» **Goal**
From the entries below, list each line with "JSON".
[BEGIN]
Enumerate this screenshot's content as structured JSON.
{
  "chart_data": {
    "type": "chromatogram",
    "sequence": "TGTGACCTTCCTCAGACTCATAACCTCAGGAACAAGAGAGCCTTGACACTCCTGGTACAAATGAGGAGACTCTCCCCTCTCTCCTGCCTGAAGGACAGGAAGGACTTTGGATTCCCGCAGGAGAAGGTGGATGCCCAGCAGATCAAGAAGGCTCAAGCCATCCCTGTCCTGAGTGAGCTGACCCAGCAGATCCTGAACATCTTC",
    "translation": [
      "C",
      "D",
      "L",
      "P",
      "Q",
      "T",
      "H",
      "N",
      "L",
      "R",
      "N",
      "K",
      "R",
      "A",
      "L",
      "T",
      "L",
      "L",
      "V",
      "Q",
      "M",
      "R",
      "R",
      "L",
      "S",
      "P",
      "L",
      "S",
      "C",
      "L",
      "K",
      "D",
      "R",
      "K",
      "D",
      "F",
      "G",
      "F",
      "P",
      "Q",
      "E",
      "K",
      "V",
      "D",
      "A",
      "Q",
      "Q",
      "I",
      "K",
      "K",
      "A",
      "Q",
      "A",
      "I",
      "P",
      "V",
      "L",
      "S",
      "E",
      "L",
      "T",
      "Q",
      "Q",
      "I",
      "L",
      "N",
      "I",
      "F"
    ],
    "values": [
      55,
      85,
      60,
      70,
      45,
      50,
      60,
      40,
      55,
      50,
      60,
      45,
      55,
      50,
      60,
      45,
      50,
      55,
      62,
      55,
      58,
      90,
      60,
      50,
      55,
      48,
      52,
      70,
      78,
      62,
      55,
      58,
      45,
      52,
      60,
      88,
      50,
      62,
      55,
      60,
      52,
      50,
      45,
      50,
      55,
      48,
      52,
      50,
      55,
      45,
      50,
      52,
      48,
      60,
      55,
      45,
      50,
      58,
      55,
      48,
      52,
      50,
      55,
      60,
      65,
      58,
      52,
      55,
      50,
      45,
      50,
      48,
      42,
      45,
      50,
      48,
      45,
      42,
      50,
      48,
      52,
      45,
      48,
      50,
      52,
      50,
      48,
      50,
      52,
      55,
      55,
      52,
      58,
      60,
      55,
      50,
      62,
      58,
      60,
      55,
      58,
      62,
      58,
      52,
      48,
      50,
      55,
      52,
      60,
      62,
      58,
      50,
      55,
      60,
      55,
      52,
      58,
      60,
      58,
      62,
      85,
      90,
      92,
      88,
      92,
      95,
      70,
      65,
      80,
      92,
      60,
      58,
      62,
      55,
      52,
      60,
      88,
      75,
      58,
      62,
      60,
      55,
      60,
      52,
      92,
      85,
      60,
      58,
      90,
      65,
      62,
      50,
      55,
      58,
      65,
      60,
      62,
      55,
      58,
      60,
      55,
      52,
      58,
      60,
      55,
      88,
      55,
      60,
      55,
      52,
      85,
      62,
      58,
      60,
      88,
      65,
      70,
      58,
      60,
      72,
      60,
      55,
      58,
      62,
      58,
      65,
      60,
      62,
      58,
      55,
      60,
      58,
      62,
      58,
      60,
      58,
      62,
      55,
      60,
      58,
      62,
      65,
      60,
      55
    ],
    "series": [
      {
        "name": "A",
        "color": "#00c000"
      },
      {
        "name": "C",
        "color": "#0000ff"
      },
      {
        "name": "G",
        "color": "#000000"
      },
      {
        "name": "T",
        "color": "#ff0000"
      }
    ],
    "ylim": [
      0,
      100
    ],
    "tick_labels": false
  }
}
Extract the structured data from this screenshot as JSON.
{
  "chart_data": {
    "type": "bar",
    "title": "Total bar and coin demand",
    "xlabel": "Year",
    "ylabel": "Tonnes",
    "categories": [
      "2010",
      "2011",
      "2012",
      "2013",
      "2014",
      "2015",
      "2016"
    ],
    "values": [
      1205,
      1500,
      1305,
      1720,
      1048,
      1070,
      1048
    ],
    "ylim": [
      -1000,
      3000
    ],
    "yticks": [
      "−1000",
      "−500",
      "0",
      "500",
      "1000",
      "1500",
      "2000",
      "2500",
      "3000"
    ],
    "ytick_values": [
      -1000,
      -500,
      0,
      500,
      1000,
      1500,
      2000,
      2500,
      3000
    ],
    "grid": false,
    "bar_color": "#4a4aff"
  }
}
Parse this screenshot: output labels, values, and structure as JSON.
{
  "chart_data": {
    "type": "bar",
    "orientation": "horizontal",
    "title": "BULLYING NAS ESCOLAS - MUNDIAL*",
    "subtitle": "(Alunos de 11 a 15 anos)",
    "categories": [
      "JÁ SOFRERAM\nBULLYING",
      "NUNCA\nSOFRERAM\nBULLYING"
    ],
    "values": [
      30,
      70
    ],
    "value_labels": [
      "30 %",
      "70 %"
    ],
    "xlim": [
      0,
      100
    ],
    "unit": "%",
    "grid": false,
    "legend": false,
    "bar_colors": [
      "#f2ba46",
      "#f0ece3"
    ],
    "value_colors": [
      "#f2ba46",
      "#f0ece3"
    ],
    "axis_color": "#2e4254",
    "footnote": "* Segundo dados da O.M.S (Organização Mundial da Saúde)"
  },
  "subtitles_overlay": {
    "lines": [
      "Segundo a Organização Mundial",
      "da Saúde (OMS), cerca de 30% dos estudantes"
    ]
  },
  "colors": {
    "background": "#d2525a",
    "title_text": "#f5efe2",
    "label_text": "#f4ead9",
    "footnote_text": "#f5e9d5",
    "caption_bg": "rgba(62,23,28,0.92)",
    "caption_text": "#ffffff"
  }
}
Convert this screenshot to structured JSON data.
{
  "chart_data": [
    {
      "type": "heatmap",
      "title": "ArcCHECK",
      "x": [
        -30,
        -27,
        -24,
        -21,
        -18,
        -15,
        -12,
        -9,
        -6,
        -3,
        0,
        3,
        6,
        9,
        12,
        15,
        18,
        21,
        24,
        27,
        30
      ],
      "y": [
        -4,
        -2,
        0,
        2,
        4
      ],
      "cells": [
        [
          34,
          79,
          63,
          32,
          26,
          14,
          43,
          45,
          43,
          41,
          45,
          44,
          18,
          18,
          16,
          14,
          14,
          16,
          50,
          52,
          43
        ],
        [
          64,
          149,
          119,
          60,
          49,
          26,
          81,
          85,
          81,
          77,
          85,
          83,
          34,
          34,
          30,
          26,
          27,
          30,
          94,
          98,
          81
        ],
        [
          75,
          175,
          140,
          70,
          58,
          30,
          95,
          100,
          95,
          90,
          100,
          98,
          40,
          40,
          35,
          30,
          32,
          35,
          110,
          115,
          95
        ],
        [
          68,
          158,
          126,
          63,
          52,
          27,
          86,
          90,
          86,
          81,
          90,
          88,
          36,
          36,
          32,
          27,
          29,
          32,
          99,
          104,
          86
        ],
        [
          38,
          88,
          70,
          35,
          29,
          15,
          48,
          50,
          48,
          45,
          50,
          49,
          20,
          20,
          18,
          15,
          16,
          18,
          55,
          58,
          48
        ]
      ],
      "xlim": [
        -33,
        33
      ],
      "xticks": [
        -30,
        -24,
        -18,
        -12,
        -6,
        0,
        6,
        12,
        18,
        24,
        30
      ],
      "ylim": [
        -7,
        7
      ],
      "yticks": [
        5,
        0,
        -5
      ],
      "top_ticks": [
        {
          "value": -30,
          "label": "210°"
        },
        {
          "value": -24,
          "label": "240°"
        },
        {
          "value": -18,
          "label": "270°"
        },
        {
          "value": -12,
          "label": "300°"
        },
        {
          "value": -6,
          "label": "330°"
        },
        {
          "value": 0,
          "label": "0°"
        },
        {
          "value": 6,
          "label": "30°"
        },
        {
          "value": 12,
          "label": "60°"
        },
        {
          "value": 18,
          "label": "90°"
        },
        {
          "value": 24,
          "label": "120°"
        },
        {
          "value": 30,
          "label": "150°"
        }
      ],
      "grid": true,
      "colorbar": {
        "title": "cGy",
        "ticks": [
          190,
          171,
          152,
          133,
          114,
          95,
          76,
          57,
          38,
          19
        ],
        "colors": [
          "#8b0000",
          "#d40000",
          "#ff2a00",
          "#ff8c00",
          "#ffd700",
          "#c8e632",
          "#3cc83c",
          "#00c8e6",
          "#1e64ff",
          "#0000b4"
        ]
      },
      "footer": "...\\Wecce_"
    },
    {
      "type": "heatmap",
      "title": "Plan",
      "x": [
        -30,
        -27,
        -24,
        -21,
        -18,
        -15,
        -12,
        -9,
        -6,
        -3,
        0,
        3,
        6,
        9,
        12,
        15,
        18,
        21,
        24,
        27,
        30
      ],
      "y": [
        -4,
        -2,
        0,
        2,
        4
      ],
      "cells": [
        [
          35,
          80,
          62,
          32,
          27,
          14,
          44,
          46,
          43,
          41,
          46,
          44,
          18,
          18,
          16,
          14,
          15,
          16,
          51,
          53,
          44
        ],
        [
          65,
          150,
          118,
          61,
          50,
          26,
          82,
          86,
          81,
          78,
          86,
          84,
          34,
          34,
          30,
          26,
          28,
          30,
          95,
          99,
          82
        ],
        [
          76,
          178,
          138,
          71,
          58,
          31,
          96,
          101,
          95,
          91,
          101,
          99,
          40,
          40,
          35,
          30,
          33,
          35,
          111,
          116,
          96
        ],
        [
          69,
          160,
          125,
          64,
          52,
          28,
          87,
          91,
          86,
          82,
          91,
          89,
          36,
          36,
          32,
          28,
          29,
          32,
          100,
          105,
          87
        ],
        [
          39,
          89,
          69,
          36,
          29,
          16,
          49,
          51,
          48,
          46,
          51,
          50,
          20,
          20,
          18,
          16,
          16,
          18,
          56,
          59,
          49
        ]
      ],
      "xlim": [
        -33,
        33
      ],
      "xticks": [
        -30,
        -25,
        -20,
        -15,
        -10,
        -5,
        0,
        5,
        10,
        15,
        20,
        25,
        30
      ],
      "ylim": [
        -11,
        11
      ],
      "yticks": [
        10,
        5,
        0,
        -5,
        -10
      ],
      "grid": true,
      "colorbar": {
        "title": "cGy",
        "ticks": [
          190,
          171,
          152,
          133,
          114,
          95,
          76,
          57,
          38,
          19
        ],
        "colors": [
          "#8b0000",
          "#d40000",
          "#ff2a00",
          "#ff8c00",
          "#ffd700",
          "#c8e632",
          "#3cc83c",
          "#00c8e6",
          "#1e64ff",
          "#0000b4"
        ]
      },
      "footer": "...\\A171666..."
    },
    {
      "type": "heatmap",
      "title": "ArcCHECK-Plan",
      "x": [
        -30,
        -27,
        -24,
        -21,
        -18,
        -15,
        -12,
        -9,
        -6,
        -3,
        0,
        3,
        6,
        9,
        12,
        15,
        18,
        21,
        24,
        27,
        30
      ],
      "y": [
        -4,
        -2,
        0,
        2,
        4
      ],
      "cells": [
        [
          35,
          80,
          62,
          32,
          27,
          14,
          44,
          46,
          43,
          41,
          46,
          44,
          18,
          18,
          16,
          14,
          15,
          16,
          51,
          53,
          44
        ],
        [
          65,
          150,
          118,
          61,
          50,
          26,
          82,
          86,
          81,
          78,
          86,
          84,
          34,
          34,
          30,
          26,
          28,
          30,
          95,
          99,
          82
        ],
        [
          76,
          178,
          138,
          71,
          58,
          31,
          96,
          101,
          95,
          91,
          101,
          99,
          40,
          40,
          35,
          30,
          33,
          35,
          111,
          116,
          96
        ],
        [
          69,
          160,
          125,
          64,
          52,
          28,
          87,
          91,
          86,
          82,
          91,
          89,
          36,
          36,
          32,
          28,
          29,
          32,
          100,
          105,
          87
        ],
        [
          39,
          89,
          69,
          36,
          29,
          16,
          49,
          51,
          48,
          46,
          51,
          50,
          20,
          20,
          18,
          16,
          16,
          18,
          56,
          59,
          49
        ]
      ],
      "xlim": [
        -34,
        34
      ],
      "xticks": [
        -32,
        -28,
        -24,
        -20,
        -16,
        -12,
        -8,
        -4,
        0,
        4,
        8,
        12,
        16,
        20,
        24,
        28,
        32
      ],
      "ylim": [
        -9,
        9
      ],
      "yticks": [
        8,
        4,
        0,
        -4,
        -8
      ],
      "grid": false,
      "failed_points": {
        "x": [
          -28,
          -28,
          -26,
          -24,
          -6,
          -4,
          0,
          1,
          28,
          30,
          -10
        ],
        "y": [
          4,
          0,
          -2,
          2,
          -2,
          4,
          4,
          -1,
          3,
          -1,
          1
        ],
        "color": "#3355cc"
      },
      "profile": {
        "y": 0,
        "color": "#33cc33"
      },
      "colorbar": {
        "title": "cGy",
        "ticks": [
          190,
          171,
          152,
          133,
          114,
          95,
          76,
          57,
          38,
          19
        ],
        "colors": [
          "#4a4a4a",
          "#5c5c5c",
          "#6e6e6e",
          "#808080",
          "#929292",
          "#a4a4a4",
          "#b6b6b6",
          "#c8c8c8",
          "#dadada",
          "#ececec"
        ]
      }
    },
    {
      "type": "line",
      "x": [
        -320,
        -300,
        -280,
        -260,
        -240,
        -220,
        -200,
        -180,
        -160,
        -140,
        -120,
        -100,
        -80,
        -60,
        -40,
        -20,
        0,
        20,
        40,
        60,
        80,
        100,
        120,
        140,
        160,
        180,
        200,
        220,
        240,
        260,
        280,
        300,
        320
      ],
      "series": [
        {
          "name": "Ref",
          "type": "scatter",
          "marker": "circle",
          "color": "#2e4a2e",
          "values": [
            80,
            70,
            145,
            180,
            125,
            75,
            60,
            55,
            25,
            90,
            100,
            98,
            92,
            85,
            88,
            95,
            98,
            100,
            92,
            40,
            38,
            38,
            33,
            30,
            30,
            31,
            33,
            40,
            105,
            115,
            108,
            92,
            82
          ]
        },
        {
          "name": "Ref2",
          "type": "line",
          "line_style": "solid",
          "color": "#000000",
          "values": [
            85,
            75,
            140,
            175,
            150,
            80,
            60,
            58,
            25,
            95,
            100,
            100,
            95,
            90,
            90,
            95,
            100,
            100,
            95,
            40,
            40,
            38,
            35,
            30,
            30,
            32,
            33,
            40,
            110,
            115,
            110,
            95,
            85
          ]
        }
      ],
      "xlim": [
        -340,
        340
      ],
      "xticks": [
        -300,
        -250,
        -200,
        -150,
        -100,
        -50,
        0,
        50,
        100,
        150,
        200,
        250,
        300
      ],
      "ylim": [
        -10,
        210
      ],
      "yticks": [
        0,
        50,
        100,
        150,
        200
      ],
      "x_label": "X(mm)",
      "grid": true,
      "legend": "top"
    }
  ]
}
[END]
» **The completed task**
Enumerate this screenshot's content as structured JSON.
Extract the structured data from this screenshot as JSON.
Parse this screenshot: output labels, values, and structure as JSON.
Convert this screenshot to structured JSON data.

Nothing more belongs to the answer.